> **DOCUMENT EXCERPT**:
┏━━
Geological facies analysis, petrophysical data, and seismic attribute data were mapped with production data to determine productive trends. Coherency analysis was used to determine the location of significant linear features. The combination of depositional, petrophysical, and structural data revealed areas of better petrophysical properties that generally indicated better production. This was apparent even within a small range of reservoir quality.
With average reservoir porosity ranging from eight to ten percent and matrix permeability in the microdarcy range, the role of natural fractures to productivity was of particular interest. FMI** and core data were used to characterize the natural fracture system. Natural fracture density was influenced more by lithology than lineament proximity or increased intersections resulting from wellbore deviation. Rather than providing increased conductivity to natural gas, natural fractures were found to provide increased relative permeability to deeper Almond water.
Specific completion practices were evaluated with geological and petrophysical data to determine relationships to gas production. Results indicated that completion practices were critical to well performance.
Enhanced reservoir understanding can improve drilling, completion and production practices, ultimately affecting well economics by decreasing risk and increasing recoverable reserves.
The following are objectives and scope of the project (Figure 1.1):
Integrate results of seismic and reservoir property mapping to identify discrete relationships:
· Better understand the interplay between matrix and fractures with regard to reservoir performance.
┗━━
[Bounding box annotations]
┏━━
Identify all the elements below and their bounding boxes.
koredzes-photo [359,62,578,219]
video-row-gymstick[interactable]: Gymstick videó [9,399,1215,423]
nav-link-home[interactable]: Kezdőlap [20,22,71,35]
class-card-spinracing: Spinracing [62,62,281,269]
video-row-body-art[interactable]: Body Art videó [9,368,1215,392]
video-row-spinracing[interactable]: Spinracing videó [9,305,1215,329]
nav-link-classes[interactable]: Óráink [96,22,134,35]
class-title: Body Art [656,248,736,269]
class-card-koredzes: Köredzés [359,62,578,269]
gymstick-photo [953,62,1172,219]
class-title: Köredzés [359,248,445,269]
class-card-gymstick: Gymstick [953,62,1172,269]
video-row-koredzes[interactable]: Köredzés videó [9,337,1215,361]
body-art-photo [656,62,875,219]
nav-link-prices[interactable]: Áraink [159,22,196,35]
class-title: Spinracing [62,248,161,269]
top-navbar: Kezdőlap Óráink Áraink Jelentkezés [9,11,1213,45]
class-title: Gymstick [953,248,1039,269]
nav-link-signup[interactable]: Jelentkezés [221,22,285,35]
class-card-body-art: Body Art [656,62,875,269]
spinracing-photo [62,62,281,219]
┗━━
> **REQUIREMENT**:
Please recast the paragraph of the reservoir excerpt that begins "With average reservoir porosity" as a short bulleted list that keeps its main facts. Rely only on the reservoir excerpt.

> **FINISHED ANSWER**:
- Average reservoir porosity is eight to ten percent, and matrix permeability is in the microdarcy range, so the role of natural fractures in productivity was of particular interest.
- FMI and core data were used to characterize the natural fracture system.
- Lithology influenced natural fracture density more than lineament proximity or added intersections from wellbore deviation.
- Natural fractures provided increased relative permeability to deeper Almond water rather than increased conductivity to natural gas.